● DIRECTION:
Write out the listing below exactly, and omit any images you find in it.

● INPUT MATERIAL:
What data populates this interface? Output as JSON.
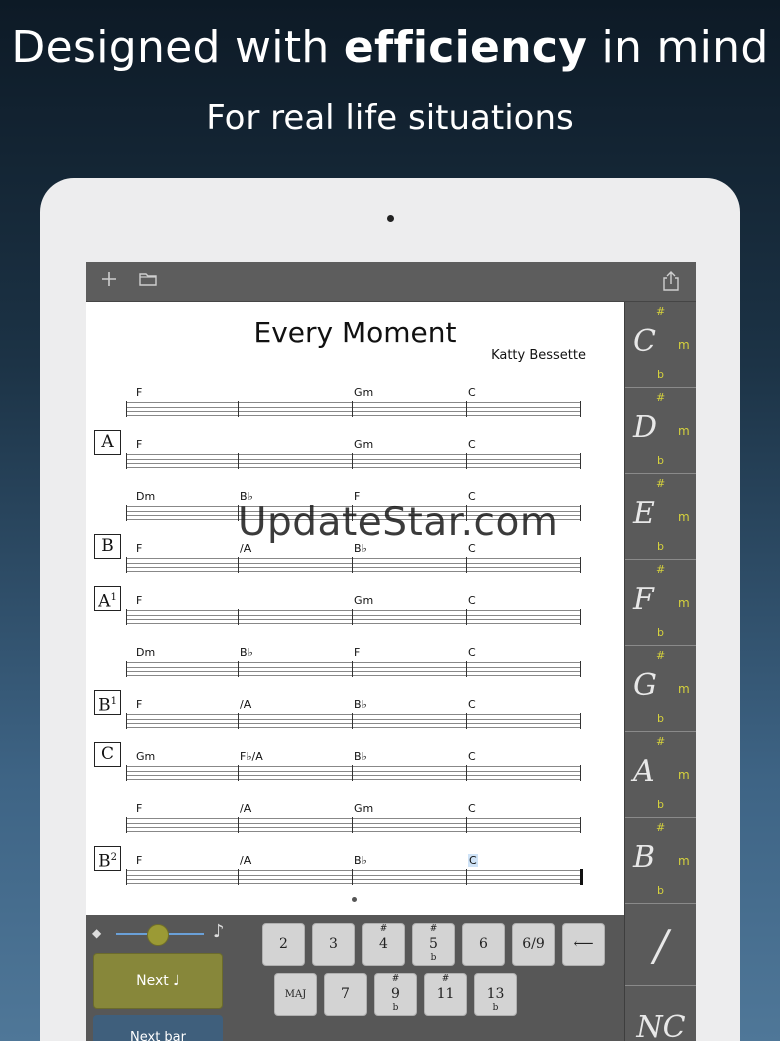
{
  "marketing": {
    "headline_start": "Designed with ",
    "headline_bold": "efficiency",
    "headline_end": " in mind",
    "subhead": "For real life situations"
  },
  "toolbar": {
    "add_icon": "plus-icon",
    "folder_icon": "folder-icon",
    "share_icon": "share-icon"
  },
  "song": {
    "title": "Every Moment",
    "author": "Katty Bessette",
    "rows": [
      {
        "section": "",
        "sup": "",
        "chords": [
          "F",
          "Gm",
          "C"
        ]
      },
      {
        "section": "A",
        "sup": "",
        "chords": [
          "F",
          "Gm",
          "C"
        ]
      },
      {
        "section": "",
        "sup": "",
        "chords": [
          "Dm",
          "B♭",
          "F",
          "C"
        ]
      },
      {
        "section": "B",
        "sup": "",
        "chords": [
          "F",
          "/A",
          "B♭",
          "C"
        ]
      },
      {
        "section": "A",
        "sup": "1",
        "chords": [
          "F",
          "Gm",
          "C"
        ]
      },
      {
        "section": "",
        "sup": "",
        "chords": [
          "Dm",
          "B♭",
          "F",
          "C"
        ]
      },
      {
        "section": "B",
        "sup": "1",
        "chords": [
          "F",
          "/A",
          "B♭",
          "C"
        ]
      },
      {
        "section": "C",
        "sup": "",
        "chords": [
          "Gm",
          "F♭/A",
          "B♭",
          "C"
        ]
      },
      {
        "section": "",
        "sup": "",
        "chords": [
          "F",
          "/A",
          "Gm",
          "C"
        ]
      },
      {
        "section": "B",
        "sup": "2",
        "chords": [
          "F",
          "/A",
          "B♭",
          "C"
        ]
      }
    ]
  },
  "watermark": "UpdateStar.com",
  "keys": {
    "notes": [
      "C",
      "D",
      "E",
      "F",
      "G",
      "A",
      "B"
    ],
    "sharp": "#",
    "flat": "b",
    "minor": "m",
    "slash": "/",
    "nc": "NC"
  },
  "controls": {
    "next_label": "Next",
    "next_bar_label": "Next bar",
    "eraser_icon": "eraser-icon",
    "note_icon": "eighth-note-icon",
    "slider_value": 0.5
  },
  "keypad": {
    "row1": [
      "2",
      "3",
      "4",
      "5",
      "6",
      "6/9"
    ],
    "row2": [
      "MAJ",
      "7",
      "9",
      "11",
      "13"
    ],
    "backspace": "⟵"
  }
}
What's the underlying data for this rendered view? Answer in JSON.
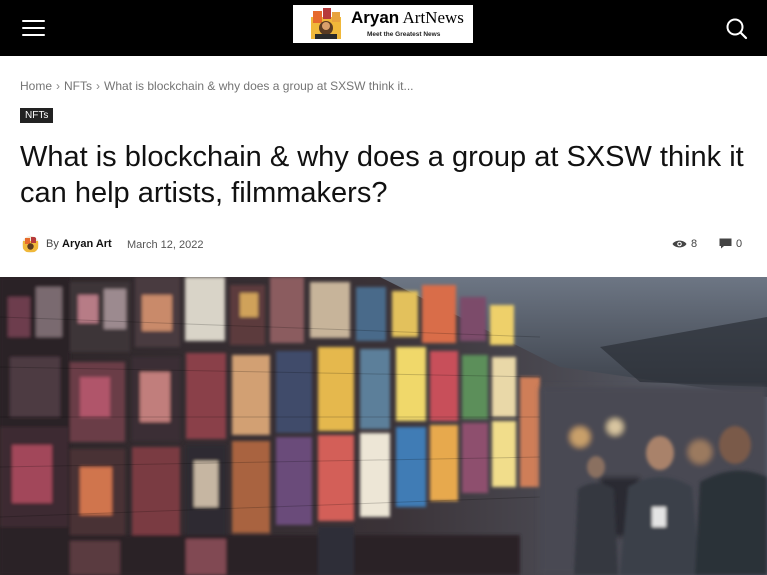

● WRITTEN ANSWER:
What data populates this interface? Output as JSON.
{
  "marketing": {
    "headline_start": "Designed with ",
    "headline_bold": "efficiency",
    "headline_end": " in mind",
    "subhead": "For real life situations"
  },
  "toolbar": {
    "add_icon": "plus-icon",
    "folder_icon": "folder-icon",
    "share_icon": "share-icon"
  },
  "song": {
    "title": "Every Moment",
    "author": "Katty Bessette",
    "rows": [
      {
        "section": "",
        "sup": "",
        "chords": [
          "F",
          "Gm",
          "C"
        ]
      },
      {
        "section": "A",
        "sup": "",
        "chords": [
          "F",
          "Gm",
          "C"
        ]
      },
      {
        "section": "",
        "sup": "",
        "chords": [
          "Dm",
          "B♭",
          "F",
          "C"
        ]
      },
      {
        "section": "B",
        "sup": "",
        "chords": [
          "F",
          "/A",
          "B♭",
          "C"
        ]
      },
      {
        "section": "A",
        "sup": "1",
        "chords": [
          "F",
          "Gm",
          "C"
        ]
      },
      {
        "section": "",
        "sup": "",
        "chords": [
          "Dm",
          "B♭",
          "F",
          "C"
        ]
      },
      {
        "section": "B",
        "sup": "1",
        "chords": [
          "F",
          "/A",
          "B♭",
          "C"
        ]
      },
      {
        "section": "C",
        "sup": "",
        "chords": [
          "Gm",
          "F♭/A",
          "B♭",
          "C"
        ]
      },
      {
        "section": "",
        "sup": "",
        "chords": [
          "F",
          "/A",
          "Gm",
          "C"
        ]
      },
      {
        "section": "B",
        "sup": "2",
        "chords": [
          "F",
          "/A",
          "B♭",
          "C"
        ]
      }
    ]
  },
  "watermark": "UpdateStar.com",
  "keys": {
    "notes": [
      "C",
      "D",
      "E",
      "F",
      "G",
      "A",
      "B"
    ],
    "sharp": "#",
    "flat": "b",
    "minor": "m",
    "slash": "/",
    "nc": "NC"
  },
  "controls": {
    "next_label": "Next",
    "next_bar_label": "Next bar",
    "eraser_icon": "eraser-icon",
    "note_icon": "eighth-note-icon",
    "slider_value": 0.5
  },
  "keypad": {
    "row1": [
      "2",
      "3",
      "4",
      "5",
      "6",
      "6/9"
    ],
    "row2": [
      "MAJ",
      "7",
      "9",
      "11",
      "13"
    ],
    "backspace": "⟵"
  }
}
What's the underlying data for this rendered view? Answer in JSON.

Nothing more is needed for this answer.